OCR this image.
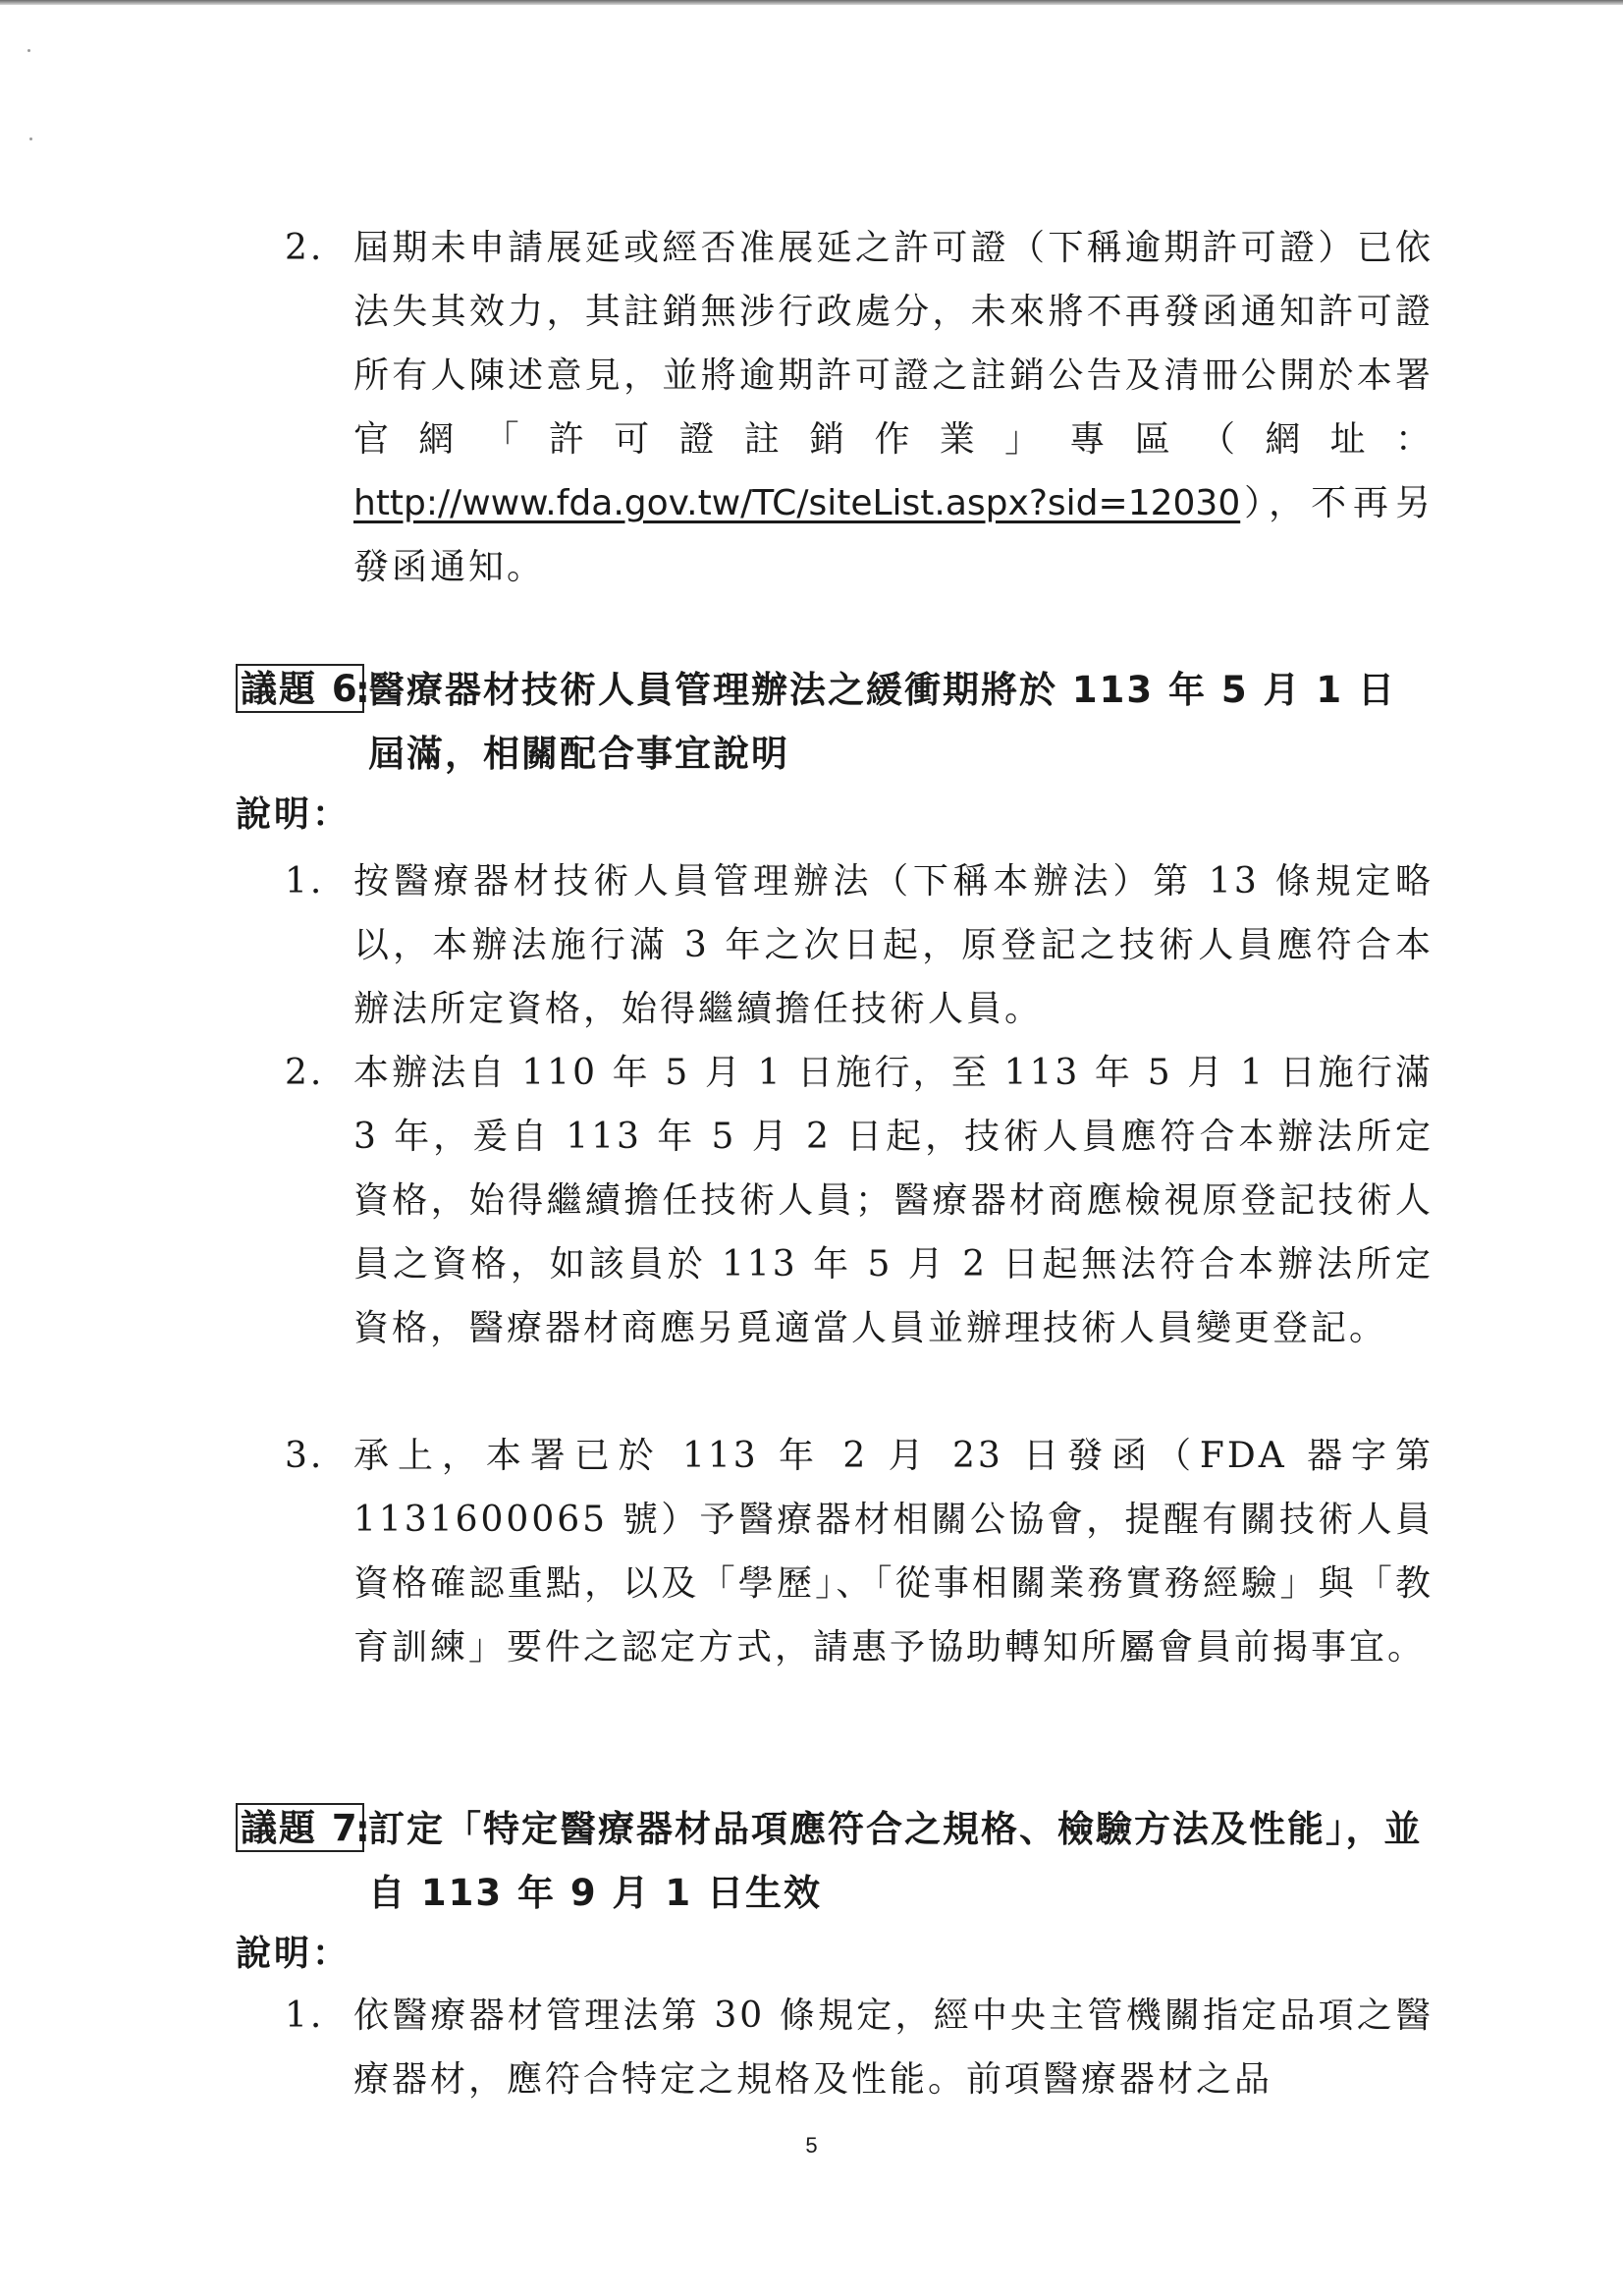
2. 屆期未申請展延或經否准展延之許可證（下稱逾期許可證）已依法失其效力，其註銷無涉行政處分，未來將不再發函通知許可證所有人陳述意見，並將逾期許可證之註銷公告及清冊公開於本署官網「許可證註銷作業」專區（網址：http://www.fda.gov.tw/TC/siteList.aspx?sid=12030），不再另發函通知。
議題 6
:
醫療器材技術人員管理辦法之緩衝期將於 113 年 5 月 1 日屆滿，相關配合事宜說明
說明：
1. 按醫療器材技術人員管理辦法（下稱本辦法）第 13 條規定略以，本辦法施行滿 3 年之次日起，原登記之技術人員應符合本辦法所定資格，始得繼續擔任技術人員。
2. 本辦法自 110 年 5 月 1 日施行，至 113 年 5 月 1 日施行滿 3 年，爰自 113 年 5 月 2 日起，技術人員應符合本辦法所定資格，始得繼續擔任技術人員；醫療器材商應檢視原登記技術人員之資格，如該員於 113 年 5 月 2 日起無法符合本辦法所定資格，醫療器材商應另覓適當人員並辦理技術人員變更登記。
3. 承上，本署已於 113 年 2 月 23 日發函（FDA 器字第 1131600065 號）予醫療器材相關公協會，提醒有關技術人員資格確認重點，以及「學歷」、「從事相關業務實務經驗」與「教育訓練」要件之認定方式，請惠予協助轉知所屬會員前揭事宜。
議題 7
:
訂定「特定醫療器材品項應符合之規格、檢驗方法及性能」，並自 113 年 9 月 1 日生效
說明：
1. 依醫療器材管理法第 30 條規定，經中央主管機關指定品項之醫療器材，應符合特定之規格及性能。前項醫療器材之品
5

...

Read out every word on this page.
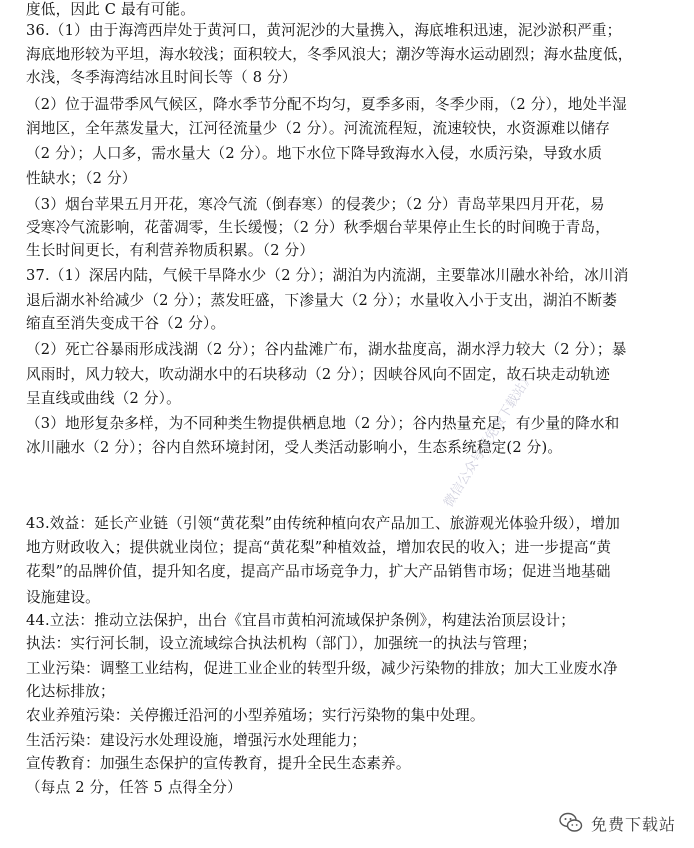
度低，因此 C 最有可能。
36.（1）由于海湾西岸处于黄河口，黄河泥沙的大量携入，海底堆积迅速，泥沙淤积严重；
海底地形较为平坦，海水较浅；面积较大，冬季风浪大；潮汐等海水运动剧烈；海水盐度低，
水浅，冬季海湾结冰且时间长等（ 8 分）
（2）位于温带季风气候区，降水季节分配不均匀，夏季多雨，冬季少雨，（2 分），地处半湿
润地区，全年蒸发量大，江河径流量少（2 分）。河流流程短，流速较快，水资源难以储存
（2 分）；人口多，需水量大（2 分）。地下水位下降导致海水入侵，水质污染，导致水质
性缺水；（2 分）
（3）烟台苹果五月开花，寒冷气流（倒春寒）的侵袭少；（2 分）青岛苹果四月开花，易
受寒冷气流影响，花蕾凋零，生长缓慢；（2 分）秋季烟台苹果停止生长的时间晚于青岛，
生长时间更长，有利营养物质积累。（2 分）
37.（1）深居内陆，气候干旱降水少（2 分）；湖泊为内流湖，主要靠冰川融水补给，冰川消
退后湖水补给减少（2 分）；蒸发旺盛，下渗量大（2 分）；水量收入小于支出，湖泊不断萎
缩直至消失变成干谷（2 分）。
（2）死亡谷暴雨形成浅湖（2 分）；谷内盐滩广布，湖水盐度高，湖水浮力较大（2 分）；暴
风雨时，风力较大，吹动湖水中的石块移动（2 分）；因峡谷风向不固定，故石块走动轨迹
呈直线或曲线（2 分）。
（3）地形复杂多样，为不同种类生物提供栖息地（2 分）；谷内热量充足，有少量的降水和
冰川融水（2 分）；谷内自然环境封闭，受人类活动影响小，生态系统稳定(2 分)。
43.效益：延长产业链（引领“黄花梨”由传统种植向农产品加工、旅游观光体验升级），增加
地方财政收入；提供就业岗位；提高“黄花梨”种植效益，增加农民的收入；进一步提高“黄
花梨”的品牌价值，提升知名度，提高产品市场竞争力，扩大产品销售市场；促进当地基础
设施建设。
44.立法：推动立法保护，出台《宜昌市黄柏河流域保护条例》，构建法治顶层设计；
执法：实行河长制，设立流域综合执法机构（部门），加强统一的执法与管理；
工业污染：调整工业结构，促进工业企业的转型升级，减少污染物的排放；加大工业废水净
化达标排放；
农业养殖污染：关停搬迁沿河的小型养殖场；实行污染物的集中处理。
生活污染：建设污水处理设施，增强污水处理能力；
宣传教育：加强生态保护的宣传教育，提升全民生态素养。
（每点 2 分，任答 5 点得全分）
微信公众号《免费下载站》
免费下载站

--

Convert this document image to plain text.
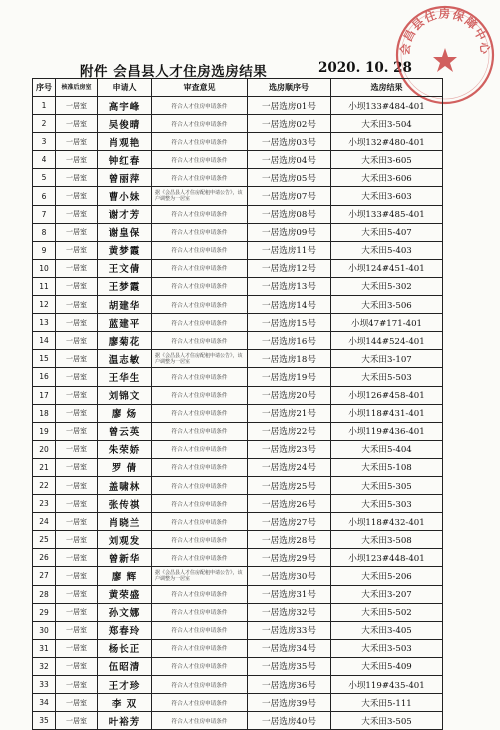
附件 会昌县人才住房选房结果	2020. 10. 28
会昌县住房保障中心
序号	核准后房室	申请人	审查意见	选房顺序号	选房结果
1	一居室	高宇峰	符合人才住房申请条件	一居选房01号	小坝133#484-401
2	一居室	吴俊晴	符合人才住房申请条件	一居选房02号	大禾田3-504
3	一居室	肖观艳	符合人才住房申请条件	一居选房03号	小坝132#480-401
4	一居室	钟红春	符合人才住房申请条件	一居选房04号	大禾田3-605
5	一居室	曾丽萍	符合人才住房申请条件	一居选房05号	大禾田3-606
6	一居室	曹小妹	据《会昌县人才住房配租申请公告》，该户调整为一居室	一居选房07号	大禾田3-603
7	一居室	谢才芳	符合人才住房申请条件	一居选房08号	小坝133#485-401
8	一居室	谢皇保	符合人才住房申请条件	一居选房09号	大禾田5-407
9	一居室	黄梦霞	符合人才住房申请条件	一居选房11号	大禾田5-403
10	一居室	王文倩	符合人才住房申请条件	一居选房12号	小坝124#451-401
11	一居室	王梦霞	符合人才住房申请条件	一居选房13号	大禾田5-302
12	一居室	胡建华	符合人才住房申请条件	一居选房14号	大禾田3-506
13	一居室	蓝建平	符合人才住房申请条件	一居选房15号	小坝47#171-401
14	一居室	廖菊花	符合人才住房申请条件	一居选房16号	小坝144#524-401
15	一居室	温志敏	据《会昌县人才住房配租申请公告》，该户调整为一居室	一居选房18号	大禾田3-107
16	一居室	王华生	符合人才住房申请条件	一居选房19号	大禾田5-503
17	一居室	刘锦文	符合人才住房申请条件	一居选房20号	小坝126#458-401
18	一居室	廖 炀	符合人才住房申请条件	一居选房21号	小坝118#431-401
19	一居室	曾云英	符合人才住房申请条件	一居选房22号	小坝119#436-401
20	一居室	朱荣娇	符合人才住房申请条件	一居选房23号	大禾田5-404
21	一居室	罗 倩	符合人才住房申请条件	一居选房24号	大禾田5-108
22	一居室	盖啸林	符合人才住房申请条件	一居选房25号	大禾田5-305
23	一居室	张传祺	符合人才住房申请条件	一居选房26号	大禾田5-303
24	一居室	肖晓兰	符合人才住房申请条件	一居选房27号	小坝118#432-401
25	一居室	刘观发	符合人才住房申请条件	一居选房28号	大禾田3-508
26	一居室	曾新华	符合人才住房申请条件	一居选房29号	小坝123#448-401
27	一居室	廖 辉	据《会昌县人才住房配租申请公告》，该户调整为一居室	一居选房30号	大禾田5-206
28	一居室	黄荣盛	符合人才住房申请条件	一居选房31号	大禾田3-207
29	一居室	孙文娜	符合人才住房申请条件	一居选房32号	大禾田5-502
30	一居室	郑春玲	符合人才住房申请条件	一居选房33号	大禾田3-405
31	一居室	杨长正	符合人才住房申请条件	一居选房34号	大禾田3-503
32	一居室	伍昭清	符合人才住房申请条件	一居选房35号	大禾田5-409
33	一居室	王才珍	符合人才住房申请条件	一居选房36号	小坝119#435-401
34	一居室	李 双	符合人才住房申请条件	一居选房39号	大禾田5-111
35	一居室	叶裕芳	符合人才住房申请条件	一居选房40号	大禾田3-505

◆ **To do**
Copy every line of the listing that contains the word "this".

◆ **The solution**
OCR this image.
Read out every word on this page.
Convert this document image to plain text.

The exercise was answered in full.